Reproduce every line of the material below verbatim, leaving out the pictures.

Visual layout records:
────────────────
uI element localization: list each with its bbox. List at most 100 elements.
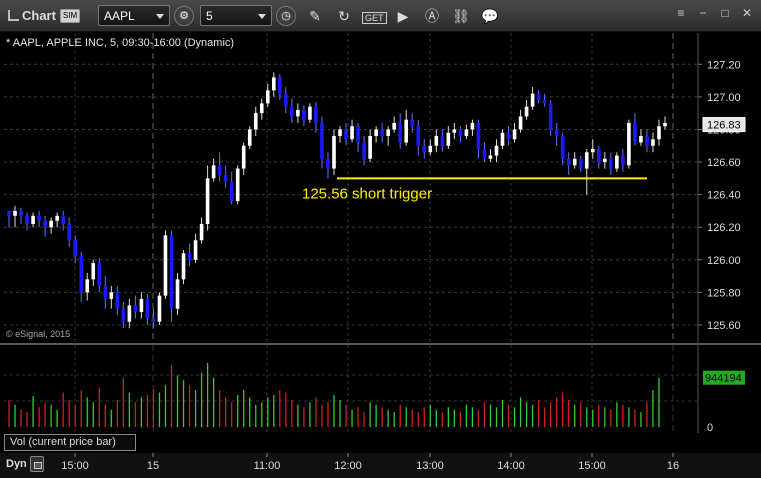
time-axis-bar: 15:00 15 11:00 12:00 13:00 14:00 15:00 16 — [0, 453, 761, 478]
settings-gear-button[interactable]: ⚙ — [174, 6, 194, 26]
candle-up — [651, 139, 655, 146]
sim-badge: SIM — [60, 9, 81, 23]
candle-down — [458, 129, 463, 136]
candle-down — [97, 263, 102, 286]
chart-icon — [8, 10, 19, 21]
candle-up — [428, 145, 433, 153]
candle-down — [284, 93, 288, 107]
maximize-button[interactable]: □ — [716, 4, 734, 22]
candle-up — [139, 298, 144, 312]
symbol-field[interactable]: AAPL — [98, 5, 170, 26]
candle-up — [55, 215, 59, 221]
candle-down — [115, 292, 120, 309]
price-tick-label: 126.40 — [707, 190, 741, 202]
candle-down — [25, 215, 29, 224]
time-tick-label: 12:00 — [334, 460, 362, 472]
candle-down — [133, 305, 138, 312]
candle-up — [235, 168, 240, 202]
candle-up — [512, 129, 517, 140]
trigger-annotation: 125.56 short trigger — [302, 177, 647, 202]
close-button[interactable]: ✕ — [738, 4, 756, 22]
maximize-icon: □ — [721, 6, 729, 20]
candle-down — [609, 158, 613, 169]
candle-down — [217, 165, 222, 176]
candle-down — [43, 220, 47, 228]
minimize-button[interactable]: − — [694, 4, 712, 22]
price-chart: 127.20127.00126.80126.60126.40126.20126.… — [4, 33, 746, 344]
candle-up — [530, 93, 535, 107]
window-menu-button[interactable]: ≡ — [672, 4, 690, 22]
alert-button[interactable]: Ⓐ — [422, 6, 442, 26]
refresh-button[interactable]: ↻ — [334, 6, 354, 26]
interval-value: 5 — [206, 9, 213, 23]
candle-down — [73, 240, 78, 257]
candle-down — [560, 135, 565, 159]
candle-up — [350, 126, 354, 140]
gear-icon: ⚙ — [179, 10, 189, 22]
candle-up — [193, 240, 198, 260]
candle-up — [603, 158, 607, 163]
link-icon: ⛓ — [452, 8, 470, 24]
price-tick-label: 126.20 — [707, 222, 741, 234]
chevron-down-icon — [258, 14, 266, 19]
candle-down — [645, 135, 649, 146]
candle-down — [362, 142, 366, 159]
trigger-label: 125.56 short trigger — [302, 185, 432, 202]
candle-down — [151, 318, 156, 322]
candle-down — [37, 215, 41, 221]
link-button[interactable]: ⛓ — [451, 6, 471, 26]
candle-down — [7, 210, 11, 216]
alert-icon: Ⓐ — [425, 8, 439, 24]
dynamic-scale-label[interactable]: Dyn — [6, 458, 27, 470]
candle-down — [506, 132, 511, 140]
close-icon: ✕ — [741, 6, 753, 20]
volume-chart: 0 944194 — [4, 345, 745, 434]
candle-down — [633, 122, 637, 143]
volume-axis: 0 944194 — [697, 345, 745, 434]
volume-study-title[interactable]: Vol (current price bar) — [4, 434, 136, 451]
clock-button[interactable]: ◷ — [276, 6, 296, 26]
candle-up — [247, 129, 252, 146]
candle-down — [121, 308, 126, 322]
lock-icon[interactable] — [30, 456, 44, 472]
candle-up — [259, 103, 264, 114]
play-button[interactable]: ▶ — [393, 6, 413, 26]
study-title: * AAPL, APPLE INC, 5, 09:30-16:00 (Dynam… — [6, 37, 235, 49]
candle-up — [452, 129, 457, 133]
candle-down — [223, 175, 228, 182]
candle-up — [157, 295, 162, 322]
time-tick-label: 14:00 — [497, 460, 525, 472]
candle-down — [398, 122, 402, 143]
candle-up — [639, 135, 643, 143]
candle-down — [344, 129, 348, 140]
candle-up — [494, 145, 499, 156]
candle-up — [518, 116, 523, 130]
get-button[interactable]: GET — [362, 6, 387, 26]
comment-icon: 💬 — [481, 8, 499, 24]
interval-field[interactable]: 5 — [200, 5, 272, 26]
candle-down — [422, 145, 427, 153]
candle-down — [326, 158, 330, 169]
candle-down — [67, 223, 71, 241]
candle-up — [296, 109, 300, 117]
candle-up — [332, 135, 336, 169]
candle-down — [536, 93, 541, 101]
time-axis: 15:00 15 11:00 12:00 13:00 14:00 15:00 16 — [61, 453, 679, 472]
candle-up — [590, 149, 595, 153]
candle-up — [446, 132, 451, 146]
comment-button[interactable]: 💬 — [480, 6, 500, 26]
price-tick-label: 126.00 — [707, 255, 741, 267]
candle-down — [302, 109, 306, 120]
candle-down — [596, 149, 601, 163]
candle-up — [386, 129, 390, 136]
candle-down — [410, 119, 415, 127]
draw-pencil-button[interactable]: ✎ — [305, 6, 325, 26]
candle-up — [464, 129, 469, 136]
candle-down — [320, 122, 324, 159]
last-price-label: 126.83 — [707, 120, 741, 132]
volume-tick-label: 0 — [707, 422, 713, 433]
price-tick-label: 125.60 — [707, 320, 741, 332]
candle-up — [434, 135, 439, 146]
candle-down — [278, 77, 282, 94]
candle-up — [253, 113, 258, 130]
────────────────
**Reply to the exercise:**
uI element localization: list each with its bbox. List at most 100 elements.
time-axis-bar: 15:00 15 11:00 12:00 13:00 14:00 15:00 16 — [0, 453, 761, 478]
settings-gear-button[interactable]: ⚙ — [174, 6, 194, 26]
candle-up — [651, 139, 655, 146]
sim-badge: SIM — [60, 9, 81, 23]
candle-down — [458, 129, 463, 136]
candle-down — [97, 263, 102, 286]
chart-icon — [8, 10, 19, 21]
candle-up — [428, 145, 433, 153]
candle-down — [284, 93, 288, 107]
maximize-button[interactable]: □ — [716, 4, 734, 22]
candle-up — [139, 298, 144, 312]
symbol-field[interactable]: AAPL — [98, 5, 170, 26]
candle-up — [55, 215, 59, 221]
candle-down — [115, 292, 120, 309]
price-tick-label: 126.40 — [707, 190, 741, 202]
candle-down — [25, 215, 29, 224]
time-tick-label: 12:00 — [334, 460, 362, 472]
candle-down — [133, 305, 138, 312]
candle-up — [235, 168, 240, 202]
candle-up — [512, 129, 517, 140]
trigger-annotation: 125.56 short trigger — [302, 177, 647, 202]
close-button[interactable]: ✕ — [738, 4, 756, 22]
maximize-icon: □ — [721, 6, 729, 20]
candle-down — [609, 158, 613, 169]
candle-down — [217, 165, 222, 176]
candle-down — [43, 220, 47, 228]
minimize-button[interactable]: − — [694, 4, 712, 22]
price-chart: 127.20127.00126.80126.60126.40126.20126.… — [4, 33, 746, 344]
candle-up — [530, 93, 535, 107]
window-menu-button[interactable]: ≡ — [672, 4, 690, 22]
alert-button[interactable]: Ⓐ — [422, 6, 442, 26]
refresh-button[interactable]: ↻ — [334, 6, 354, 26]
interval-value: 5 — [206, 9, 213, 23]
candle-down — [73, 240, 78, 257]
candle-down — [560, 135, 565, 159]
candle-up — [350, 126, 354, 140]
gear-icon: ⚙ — [179, 10, 189, 22]
candle-up — [193, 240, 198, 260]
candle-up — [603, 158, 607, 163]
link-icon: ⛓ — [452, 8, 470, 24]
price-tick-label: 126.20 — [707, 222, 741, 234]
chevron-down-icon — [258, 14, 266, 19]
candle-down — [645, 135, 649, 146]
candle-down — [362, 142, 366, 159]
trigger-label: 125.56 short trigger — [302, 185, 432, 202]
candle-down — [151, 318, 156, 322]
candle-down — [37, 215, 41, 221]
link-button[interactable]: ⛓ — [451, 6, 471, 26]
candle-down — [7, 210, 11, 216]
alert-icon: Ⓐ — [425, 8, 439, 24]
dynamic-scale-label[interactable]: Dyn — [6, 458, 27, 470]
candle-down — [506, 132, 511, 140]
close-icon: ✕ — [741, 6, 753, 20]
volume-chart: 0 944194 — [4, 345, 745, 434]
candle-down — [633, 122, 637, 143]
volume-axis: 0 944194 — [697, 345, 745, 434]
volume-study-title[interactable]: Vol (current price bar) — [4, 434, 136, 451]
clock-button[interactable]: ◷ — [276, 6, 296, 26]
candle-up — [247, 129, 252, 146]
candle-down — [121, 308, 126, 322]
lock-icon[interactable] — [30, 456, 44, 472]
candle-up — [259, 103, 264, 114]
play-button[interactable]: ▶ — [393, 6, 413, 26]
study-title: * AAPL, APPLE INC, 5, 09:30-16:00 (Dynam… — [6, 37, 235, 49]
candle-up — [452, 129, 457, 133]
candle-down — [223, 175, 228, 182]
candle-up — [157, 295, 162, 322]
time-tick-label: 14:00 — [497, 460, 525, 472]
candle-down — [398, 122, 402, 143]
candle-up — [639, 135, 643, 143]
candle-down — [344, 129, 348, 140]
candle-up — [494, 145, 499, 156]
candle-up — [518, 116, 523, 130]
get-button[interactable]: GET — [362, 6, 387, 26]
comment-icon: 💬 — [481, 8, 499, 24]
interval-field[interactable]: 5 — [200, 5, 272, 26]
candle-down — [422, 145, 427, 153]
candle-down — [326, 158, 330, 169]
candle-down — [67, 223, 71, 241]
candle-up — [296, 109, 300, 117]
candle-up — [332, 135, 336, 169]
candle-down — [536, 93, 541, 101]
time-axis: 15:00 15 11:00 12:00 13:00 14:00 15:00 16 — [61, 453, 679, 472]
candle-up — [590, 149, 595, 153]
candle-up — [446, 132, 451, 146]
comment-button[interactable]: 💬 — [480, 6, 500, 26]
price-tick-label: 126.00 — [707, 255, 741, 267]
candle-down — [302, 109, 306, 120]
candle-down — [596, 149, 601, 163]
candle-up — [386, 129, 390, 136]
candle-down — [410, 119, 415, 127]
draw-pencil-button[interactable]: ✎ — [305, 6, 325, 26]
candle-up — [464, 129, 469, 136]
candle-down — [320, 122, 324, 159]
last-price-label: 126.83 — [707, 120, 741, 132]
volume-tick-label: 0 — [707, 422, 713, 433]
price-tick-label: 125.60 — [707, 320, 741, 332]
candle-up — [434, 135, 439, 146]
candle-down — [278, 77, 282, 94]
candle-up — [253, 113, 258, 130]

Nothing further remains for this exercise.